───── Extrait de page
« Kenneth Rogoff a écrit un article très intéressant sur le mystère entourant la faiblesse des taux d'intérêt. Il commence par remonter à 2005, lorsque Ben Bernanke rendait l’"excès d'épargne mondial" (global saving glut) responsable des taux d'intérêt réels exceptionnellement bas (par rapport aux normes historiques) dans l'économie mondiale. Son commentaire était une réaction à l'hypothèse classique selon laquelle les taux d'intérêt sont déterminés par les banques centrales. Ken Rogoff […] "partage l'instinct de Bernanke selon lequel les banques centrales décident des taux d'intérêt de très court terme, mais n'ont pratiquement aucune influence sur les taux réels (corrigés de l'inflation) de long terme, outre un modeste effet via les politiques de gestion de portefeuille (par exemple, l’assouplissement quantitatif)."
Les taux d'intérêt devraient être considérés comme le prix qui équilibre un marché où l'offre de fonds (l’épargne) rencontre la demande de fonds (l'investissement). Un changement dans l'offre mondiale de fonds en raison […] des suites de la crise asiatique, de la réaction des pays producteurs de pétrole face à la hausse du prix du pétrole ou encore de l’épargne croissante en l'Allemagne et au Japon (résultat d'une faible croissance et d’une compression des dépenses domestiques) a conduit à une baisse des taux d'intérêt dans la période s’écoulant entre 1998 et 2005.
──────────
Problèmes et tâches:
1. Dans l'extrait sur les taux d'intérêt, comment les taux d'intérêt devraient-ils être considérés ?
2. Reprenez la rédaction de l'extrait sur les taux d'intérêt à partir de sa dernière phrase.
───── Données extraites
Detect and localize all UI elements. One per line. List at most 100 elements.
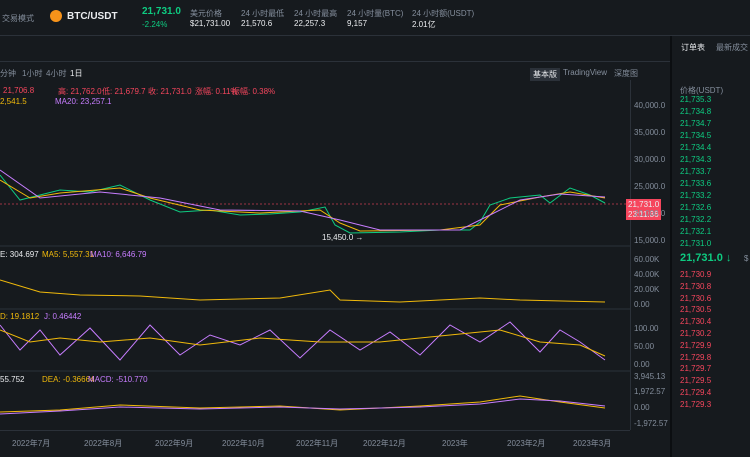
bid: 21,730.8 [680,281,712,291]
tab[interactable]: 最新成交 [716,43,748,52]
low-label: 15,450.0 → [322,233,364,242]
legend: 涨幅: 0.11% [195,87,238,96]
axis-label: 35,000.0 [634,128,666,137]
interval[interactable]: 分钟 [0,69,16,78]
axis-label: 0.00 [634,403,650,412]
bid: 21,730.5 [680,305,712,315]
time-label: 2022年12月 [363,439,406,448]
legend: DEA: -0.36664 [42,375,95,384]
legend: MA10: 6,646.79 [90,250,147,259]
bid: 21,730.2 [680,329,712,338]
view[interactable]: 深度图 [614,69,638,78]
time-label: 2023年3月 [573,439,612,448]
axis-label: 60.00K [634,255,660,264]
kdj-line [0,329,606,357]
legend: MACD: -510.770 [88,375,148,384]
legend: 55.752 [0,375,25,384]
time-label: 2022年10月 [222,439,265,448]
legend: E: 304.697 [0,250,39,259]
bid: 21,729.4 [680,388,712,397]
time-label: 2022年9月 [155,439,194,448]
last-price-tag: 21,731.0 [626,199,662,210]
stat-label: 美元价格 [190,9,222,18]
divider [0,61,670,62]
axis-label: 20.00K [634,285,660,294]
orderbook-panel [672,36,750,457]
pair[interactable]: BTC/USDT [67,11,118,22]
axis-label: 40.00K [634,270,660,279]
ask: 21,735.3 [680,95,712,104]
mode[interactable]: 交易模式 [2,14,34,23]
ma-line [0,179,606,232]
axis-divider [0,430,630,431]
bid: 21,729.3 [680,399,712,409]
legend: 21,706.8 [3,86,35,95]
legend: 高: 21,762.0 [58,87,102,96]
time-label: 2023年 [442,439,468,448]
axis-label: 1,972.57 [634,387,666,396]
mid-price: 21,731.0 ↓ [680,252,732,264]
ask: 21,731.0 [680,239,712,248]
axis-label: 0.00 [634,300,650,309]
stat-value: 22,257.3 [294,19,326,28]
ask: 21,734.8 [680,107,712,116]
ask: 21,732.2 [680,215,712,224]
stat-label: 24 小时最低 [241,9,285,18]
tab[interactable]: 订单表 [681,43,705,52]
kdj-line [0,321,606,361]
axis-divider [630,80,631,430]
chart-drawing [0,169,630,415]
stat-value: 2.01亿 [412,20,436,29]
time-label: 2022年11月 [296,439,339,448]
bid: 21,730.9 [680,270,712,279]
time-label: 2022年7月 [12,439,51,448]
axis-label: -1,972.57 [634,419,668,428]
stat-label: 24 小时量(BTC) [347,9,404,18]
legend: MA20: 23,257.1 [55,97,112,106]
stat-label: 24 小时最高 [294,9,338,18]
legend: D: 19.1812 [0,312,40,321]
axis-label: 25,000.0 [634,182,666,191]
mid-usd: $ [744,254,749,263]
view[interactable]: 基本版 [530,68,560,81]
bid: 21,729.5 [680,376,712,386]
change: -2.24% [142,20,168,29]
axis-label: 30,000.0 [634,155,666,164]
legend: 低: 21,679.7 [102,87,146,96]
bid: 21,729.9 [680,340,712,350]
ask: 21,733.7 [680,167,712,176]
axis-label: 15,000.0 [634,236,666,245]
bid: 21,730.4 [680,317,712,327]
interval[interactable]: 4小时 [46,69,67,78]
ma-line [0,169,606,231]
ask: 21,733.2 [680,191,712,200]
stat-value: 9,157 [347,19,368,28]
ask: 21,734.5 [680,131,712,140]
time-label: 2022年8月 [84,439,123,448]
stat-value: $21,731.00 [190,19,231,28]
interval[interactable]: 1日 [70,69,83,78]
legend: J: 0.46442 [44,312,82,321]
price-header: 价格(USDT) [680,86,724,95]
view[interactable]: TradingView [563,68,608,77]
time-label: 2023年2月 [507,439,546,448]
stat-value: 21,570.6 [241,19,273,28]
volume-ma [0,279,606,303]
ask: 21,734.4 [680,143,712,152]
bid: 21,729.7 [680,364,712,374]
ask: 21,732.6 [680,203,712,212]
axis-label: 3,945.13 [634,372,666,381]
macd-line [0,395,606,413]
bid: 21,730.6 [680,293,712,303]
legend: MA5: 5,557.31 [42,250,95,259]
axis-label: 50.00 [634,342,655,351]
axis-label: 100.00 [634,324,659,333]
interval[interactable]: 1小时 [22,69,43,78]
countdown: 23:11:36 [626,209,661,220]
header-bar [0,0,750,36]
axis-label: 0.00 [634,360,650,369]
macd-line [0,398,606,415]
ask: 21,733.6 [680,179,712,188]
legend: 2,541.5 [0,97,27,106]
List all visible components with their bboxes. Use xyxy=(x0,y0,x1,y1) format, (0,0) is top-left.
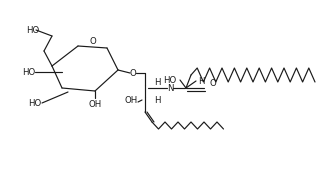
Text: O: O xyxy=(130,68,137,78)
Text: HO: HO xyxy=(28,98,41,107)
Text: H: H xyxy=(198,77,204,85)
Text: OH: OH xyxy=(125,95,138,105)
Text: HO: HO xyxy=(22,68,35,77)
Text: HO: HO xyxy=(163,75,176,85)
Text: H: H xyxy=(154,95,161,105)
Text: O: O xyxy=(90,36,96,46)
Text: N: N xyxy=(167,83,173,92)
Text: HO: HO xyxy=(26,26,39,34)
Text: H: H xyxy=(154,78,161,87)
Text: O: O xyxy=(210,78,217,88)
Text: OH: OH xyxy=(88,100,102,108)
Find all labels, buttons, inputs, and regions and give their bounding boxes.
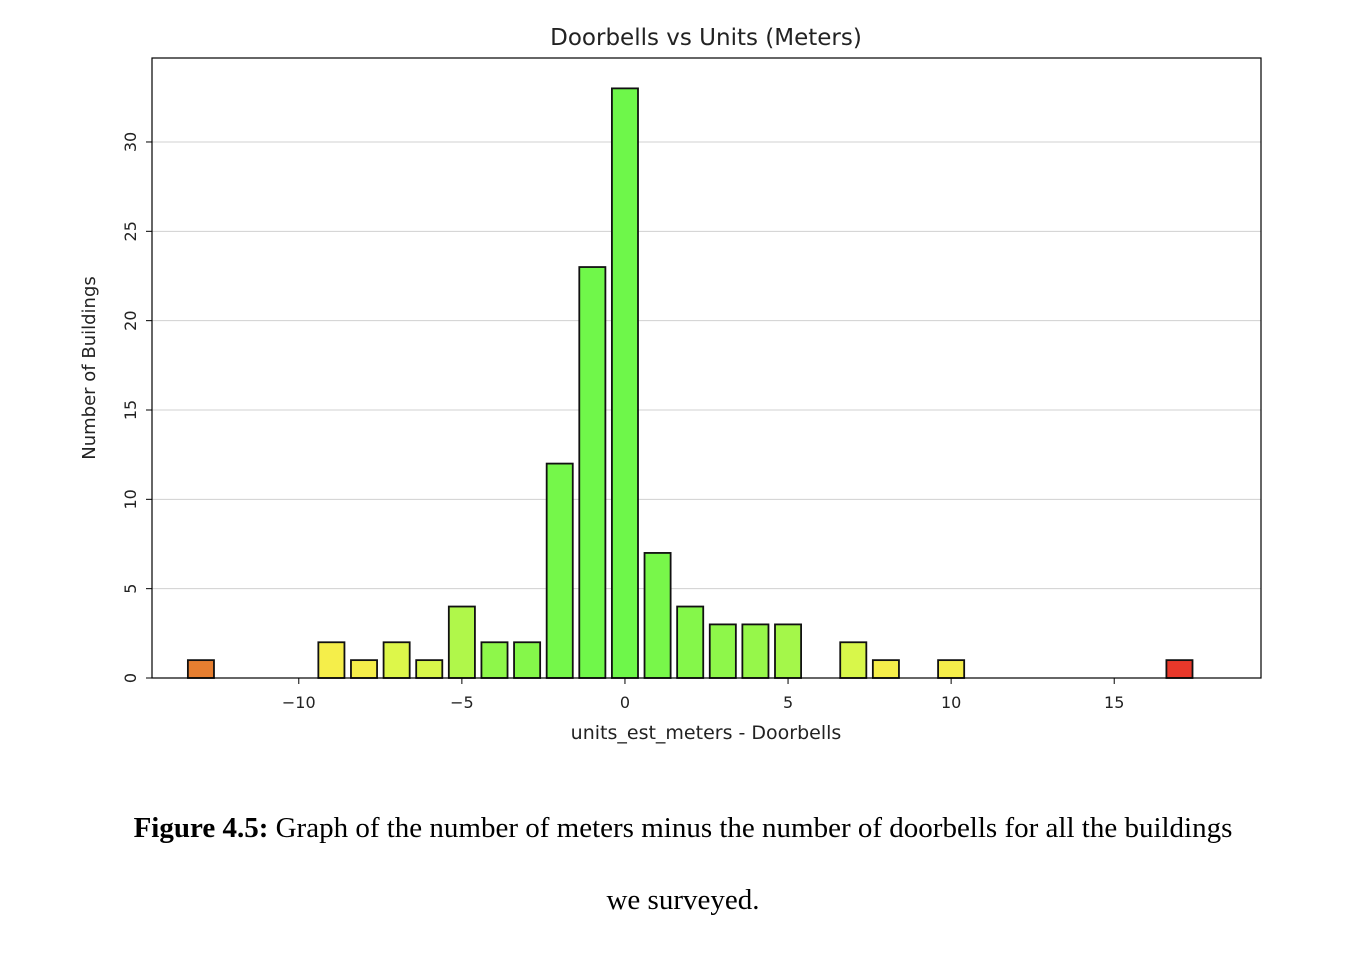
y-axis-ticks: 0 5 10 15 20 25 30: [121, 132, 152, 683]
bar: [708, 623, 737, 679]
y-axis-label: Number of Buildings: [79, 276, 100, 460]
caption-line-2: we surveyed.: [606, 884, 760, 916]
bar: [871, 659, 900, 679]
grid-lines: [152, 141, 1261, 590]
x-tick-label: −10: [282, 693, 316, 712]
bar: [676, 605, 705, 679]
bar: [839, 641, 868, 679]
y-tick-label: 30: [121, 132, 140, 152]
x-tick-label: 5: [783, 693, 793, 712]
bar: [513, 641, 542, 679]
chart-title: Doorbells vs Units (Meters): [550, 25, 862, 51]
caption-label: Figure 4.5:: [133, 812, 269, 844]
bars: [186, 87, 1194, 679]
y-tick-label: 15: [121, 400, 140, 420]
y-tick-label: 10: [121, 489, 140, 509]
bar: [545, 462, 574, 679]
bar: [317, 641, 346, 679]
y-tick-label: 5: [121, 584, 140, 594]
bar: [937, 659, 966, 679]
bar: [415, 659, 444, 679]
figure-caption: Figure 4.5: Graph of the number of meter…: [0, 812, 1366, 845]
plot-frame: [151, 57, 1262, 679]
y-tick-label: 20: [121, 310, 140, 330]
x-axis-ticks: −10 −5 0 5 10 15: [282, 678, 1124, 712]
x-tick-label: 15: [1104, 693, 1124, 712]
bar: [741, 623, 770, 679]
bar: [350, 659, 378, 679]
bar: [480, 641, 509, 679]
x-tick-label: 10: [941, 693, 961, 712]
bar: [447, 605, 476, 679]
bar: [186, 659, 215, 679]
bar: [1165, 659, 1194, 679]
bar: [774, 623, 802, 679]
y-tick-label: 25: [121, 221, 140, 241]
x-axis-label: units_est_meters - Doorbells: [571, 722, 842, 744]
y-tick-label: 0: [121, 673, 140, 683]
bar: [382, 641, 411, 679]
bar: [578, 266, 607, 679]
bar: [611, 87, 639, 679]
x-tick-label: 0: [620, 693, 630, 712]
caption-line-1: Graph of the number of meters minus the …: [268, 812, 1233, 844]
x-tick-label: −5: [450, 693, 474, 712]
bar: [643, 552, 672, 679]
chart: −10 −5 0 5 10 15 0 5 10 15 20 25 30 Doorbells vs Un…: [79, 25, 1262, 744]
──────────
───── Données extraites
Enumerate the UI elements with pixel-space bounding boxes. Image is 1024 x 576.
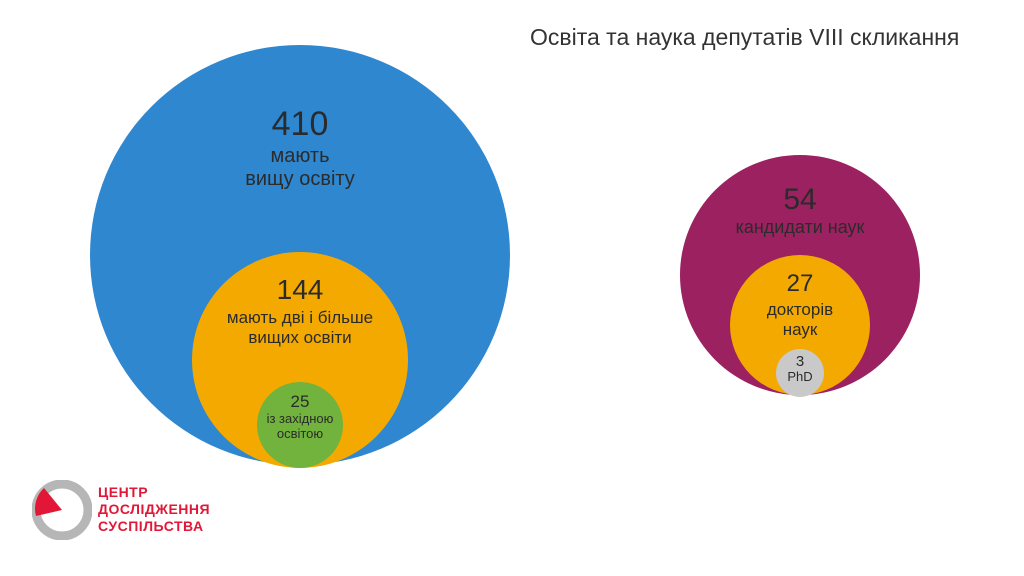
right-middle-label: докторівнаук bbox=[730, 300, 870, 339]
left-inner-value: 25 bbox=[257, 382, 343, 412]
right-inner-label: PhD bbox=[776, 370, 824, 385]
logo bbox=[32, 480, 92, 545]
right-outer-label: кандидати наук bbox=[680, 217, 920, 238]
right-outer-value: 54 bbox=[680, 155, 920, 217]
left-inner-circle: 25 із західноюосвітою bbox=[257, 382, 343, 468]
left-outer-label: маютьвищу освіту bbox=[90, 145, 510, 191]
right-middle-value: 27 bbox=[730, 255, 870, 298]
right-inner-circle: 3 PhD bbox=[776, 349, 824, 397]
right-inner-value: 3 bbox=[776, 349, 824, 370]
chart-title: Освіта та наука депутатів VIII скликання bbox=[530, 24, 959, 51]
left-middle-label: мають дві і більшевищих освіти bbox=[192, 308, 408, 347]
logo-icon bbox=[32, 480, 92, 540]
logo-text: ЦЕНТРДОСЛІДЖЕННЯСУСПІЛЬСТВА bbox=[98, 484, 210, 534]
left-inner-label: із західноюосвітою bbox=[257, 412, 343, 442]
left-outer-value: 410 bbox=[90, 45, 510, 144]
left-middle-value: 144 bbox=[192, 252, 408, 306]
──────────
Résultats par tâche:
1. Comme le prix qui équilibre un marché où l'offre de fonds (l'épargne) rencontre la demande de fonds (l'investissement).

2.
Que s'est-il passé après 2005 ? Les taux d'intérêt se sont stabilisés pendant quelques années, mais ensuite nous avons vu une nouvelle baisse des taux d'intérêt réels à des niveaux proches de zéro, voire même négatifs pendant et après la crise financière. Ken Rogoff estime que c'est un mystère, que le comportement de l'épargne et de l'investissement au cours de ces années ne peut justifier une nouvelle baisse des taux d'intérêt. Je ne suis pas sûr que ce soit le cas. Un ralentissement est susceptible de réduire les taux d'intérêt. Oui, l'investissement de la Chine est resté fort, mais ce fut également le cas de son épargne. Et dans les économies avancées, nous avons assisté à un effondrement de l'investissement privé ainsi qu’à une forte augmentation de l'épargne privée (qui fut partiellement compensée dans les premières années par les dépenses publiques, mais plus tellement ensuite, à cause des mesures d’austérité budgétaire). Nous avons donc toutes les conditions pour voir une nouvelle baisse des taux d'intérêt au cours de la période 2008-2013.
Taux d'intérêt sur les bons du Trésor indexés sur l'inflation à 30 ans (en %) En particulier, qu’est-il arrivé à l'épargne dans les pays émergents depuis 2005 ? Rogoff affirme qu’"une théorie connexe voudrait que les citoyens des économies émergentes éprouvent une difficulté à diversifier l’énorme risque inhérent à leur environnement, marqué par une croissance rapide mais volatile, et se sentent particulièrement vulnérables en raison de la faiblesse des filets de protection sociale. Par conséquent, ils épargnent massivement. Ces explications ont un certain mérite, mais il faut reconnaître que les banques centrales et les fonds souverains, et non les citoyens privés, sont les acteurs les plus directement responsables des larges excédents d'épargne. Or, il est difficile de croire que les gouvernements répondent aux mêmes motivations que les citoyens privés."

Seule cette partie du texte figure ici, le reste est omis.